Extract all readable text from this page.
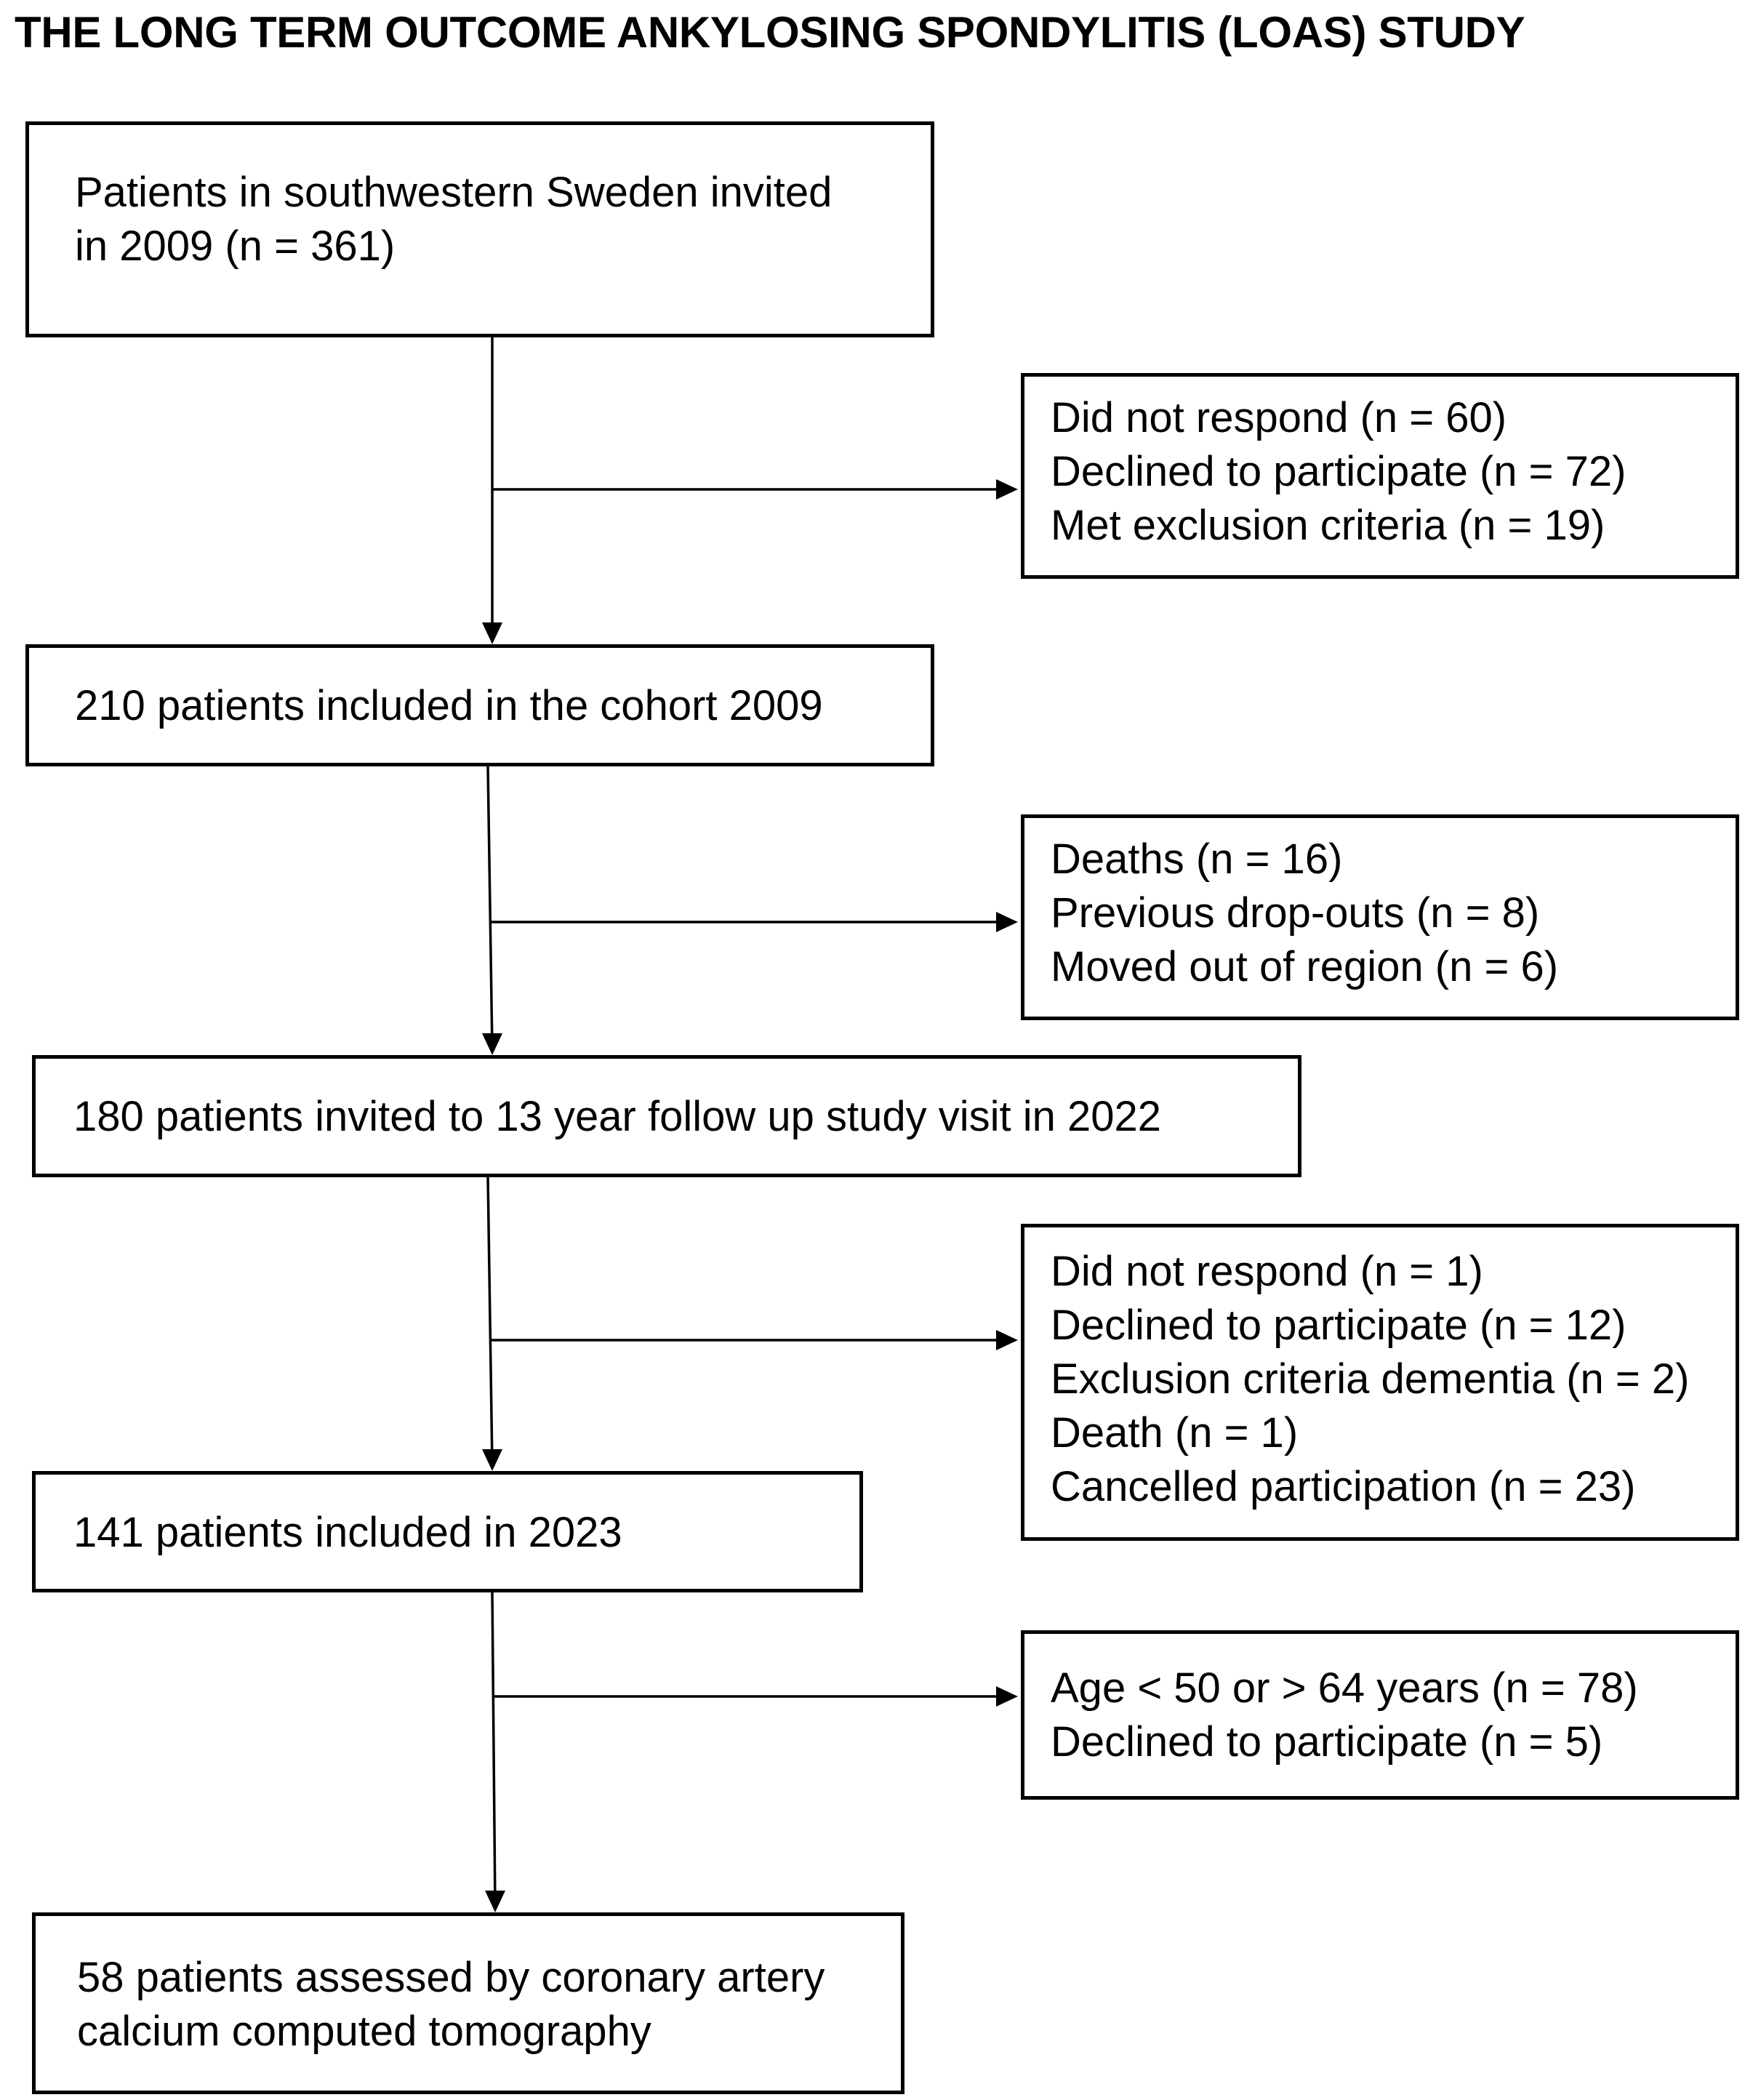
THE LONG TERM OUTCOME ANKYLOSING SPONDYLITIS (LOAS) STUDY
Patients in southwestern Sweden invited
in 2009 (n = 361)
210 patients included in the cohort 2009
180 patients invited to 13 year follow up study visit in 2022
141 patients included in 2023
58 patients assessed by coronary artery
calcium computed tomography
Did not respond (n = 60)
Declined to participate (n = 72)
Met exclusion criteria (n = 19)
Deaths (n = 16)
Previous drop-outs (n = 8)
Moved out of region (n = 6)
Did not respond (n = 1)
Declined to participate (n = 12)
Exclusion criteria dementia (n = 2)
Death (n = 1)
Cancelled participation (n = 23)
Age < 50 or > 64 years (n = 78)
Declined to participate (n = 5)
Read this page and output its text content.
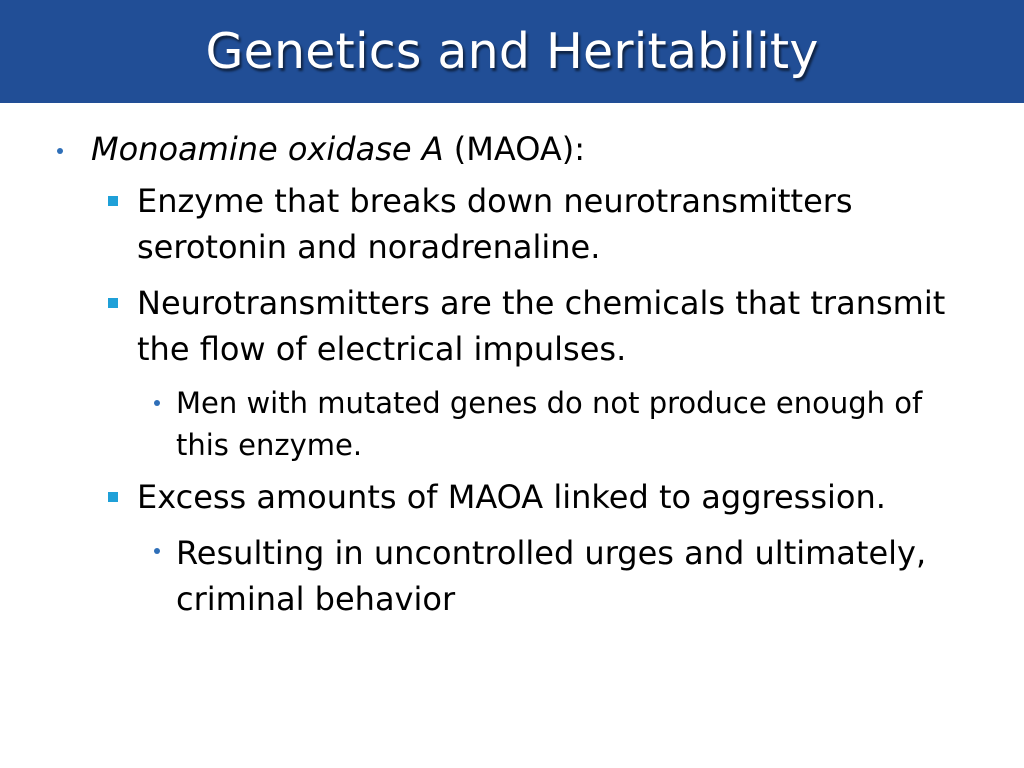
Genetics and Heritability
Monoamine oxidase A (MAOA):
Enzyme that breaks down neurotransmitters serotonin and noradrenaline.
Neurotransmitters are the chemicals that transmit the flow of electrical impulses.
Men with mutated genes do not produce enough of this enzyme.
Excess amounts of MAOA linked to aggression.
Resulting in uncontrolled urges and ultimately, criminal behavior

# # # #

## Directions for this task
Apart from the pictures, every line of the data above should be given again exactly.

## Your solution
Extract all readable text from this page.
THE LONG TERM OUTCOME ANKYLOSING SPONDYLITIS (LOAS) STUDY
Patients in southwestern Sweden invited
in 2009 (n = 361)
210 patients included in the cohort 2009
180 patients invited to 13 year follow up study visit in 2022
141 patients included in 2023
58 patients assessed by coronary artery
calcium computed tomography
Did not respond (n = 60)
Declined to participate (n = 72)
Met exclusion criteria (n = 19)
Deaths (n = 16)
Previous drop-outs (n = 8)
Moved out of region (n = 6)
Did not respond (n = 1)
Declined to participate (n = 12)
Exclusion criteria dementia (n = 2)
Death (n = 1)
Cancelled participation (n = 23)
Age < 50 or > 64 years (n = 78)
Declined to participate (n = 5)
Read this page and output its text content.
Genetics and Heritability
Monoamine oxidase A (MAOA):
Enzyme that breaks down neurotransmitters serotonin and noradrenaline.
Neurotransmitters are the chemicals that transmit the flow of electrical impulses.
Men with mutated genes do not produce enough of this enzyme.
Excess amounts of MAOA linked to aggression.
Resulting in uncontrolled urges and ultimately, criminal behavior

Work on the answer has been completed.